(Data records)
-- Start --
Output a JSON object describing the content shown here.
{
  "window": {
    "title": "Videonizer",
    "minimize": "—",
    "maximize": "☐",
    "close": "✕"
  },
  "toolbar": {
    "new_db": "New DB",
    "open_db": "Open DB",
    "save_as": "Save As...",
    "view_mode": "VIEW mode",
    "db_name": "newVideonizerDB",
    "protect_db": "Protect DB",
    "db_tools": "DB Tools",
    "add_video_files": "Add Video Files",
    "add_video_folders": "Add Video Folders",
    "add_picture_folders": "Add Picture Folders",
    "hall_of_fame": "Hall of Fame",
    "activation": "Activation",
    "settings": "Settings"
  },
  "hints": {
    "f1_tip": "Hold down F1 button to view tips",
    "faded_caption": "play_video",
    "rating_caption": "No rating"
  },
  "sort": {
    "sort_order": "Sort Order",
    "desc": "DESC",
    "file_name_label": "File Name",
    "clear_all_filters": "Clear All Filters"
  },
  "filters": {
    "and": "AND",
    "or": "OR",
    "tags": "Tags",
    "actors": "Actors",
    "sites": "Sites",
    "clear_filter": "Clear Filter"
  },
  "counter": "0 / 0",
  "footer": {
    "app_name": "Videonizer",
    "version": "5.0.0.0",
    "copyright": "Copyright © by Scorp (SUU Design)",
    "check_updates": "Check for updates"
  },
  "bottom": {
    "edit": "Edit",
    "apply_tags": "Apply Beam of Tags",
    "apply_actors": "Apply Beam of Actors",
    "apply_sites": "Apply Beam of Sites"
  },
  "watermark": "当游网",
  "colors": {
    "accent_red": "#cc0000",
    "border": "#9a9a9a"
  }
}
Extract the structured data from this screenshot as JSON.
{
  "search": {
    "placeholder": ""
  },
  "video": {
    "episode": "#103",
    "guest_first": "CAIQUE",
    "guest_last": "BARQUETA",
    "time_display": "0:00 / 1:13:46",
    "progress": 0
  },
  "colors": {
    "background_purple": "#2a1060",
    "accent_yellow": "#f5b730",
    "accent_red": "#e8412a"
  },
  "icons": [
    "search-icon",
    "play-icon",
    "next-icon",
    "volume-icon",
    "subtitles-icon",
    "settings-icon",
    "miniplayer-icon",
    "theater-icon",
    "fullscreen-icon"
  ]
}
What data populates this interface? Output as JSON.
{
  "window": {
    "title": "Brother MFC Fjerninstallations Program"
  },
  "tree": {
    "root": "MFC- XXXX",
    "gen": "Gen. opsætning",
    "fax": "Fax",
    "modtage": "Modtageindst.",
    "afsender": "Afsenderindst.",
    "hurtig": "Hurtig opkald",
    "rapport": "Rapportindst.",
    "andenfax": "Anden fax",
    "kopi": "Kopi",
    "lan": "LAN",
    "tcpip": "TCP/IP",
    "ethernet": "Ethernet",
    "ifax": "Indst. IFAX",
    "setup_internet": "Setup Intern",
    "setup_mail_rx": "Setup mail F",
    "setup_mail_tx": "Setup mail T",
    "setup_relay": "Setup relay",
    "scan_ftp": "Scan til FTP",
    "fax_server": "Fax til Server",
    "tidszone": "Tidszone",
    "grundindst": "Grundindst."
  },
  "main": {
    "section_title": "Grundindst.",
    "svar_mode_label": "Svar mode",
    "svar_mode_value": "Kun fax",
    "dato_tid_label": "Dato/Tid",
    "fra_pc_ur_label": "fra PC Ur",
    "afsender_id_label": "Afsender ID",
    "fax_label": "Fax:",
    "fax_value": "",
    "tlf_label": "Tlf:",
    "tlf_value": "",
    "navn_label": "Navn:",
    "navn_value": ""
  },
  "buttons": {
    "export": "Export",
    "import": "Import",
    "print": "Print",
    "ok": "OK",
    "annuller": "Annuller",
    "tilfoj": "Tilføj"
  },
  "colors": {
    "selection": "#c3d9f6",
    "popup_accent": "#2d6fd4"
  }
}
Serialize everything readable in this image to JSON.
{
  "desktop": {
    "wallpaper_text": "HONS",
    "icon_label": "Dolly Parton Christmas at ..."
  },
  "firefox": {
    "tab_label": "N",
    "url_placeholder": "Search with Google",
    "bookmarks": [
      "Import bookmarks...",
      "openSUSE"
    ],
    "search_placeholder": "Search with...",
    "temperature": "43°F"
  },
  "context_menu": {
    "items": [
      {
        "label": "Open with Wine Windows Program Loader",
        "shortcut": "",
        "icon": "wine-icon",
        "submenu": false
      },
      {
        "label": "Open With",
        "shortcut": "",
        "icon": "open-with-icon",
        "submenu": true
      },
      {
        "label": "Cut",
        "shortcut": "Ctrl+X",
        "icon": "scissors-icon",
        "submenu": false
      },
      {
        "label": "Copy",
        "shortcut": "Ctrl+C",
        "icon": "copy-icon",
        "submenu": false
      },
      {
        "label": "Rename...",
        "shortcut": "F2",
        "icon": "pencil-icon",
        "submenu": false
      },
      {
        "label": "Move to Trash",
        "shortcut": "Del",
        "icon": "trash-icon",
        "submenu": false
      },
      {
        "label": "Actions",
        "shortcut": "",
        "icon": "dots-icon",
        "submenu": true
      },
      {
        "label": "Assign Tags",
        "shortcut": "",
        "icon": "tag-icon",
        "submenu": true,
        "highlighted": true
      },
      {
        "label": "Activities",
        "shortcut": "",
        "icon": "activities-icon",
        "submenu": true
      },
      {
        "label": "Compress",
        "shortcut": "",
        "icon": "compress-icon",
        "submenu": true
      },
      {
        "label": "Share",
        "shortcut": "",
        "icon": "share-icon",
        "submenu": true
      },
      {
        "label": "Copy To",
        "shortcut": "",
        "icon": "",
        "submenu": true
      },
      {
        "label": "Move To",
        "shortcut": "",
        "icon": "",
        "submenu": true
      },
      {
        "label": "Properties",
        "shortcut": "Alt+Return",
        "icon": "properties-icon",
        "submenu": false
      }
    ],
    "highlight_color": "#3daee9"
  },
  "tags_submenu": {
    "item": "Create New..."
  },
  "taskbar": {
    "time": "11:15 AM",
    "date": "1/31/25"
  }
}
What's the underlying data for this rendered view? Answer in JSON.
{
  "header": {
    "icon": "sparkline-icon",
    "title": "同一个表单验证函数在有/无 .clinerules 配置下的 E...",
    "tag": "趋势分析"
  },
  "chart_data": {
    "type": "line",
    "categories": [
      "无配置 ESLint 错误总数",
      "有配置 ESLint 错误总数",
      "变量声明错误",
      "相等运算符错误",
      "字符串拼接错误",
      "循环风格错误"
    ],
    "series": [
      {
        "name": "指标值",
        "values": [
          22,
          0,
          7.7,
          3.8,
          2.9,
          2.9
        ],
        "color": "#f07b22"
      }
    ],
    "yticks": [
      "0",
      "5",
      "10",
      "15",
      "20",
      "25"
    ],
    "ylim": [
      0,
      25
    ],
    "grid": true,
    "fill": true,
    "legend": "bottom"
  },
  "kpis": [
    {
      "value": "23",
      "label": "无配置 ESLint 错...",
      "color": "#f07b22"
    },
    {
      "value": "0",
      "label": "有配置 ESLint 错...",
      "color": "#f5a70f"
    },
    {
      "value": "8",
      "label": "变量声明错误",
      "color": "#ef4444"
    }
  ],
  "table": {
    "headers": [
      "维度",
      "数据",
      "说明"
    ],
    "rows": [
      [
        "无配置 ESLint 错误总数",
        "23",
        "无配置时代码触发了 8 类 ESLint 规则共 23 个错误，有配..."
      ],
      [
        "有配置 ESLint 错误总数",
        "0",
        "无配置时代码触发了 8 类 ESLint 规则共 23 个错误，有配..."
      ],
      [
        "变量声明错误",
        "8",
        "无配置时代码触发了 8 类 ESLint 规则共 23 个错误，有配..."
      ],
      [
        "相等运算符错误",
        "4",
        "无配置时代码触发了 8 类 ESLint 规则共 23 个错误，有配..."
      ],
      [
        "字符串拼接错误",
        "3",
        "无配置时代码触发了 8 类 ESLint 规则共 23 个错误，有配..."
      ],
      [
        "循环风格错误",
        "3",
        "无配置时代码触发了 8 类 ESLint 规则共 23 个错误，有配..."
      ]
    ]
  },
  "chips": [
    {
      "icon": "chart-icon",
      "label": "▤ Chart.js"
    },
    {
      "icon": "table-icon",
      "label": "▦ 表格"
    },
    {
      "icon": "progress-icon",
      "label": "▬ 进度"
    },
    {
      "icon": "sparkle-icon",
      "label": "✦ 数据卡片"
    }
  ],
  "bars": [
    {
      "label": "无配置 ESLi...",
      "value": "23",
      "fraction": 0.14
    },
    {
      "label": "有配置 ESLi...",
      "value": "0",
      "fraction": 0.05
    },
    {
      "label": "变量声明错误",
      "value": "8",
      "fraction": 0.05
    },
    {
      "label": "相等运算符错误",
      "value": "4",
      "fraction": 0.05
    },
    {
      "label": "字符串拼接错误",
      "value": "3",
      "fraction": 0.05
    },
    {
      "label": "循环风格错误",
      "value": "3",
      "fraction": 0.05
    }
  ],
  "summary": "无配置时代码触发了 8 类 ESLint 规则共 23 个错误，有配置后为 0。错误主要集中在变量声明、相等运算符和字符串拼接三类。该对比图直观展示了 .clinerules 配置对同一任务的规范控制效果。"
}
-- End --
SHORT PROBLEM. Pick out all the lines with the word "What" in them and copy them.

RESPONSE TO THIS EXERCISE.
What data populates this interface? Output as JSON.
What's the underlying data for this rendered view? Answer in JSON.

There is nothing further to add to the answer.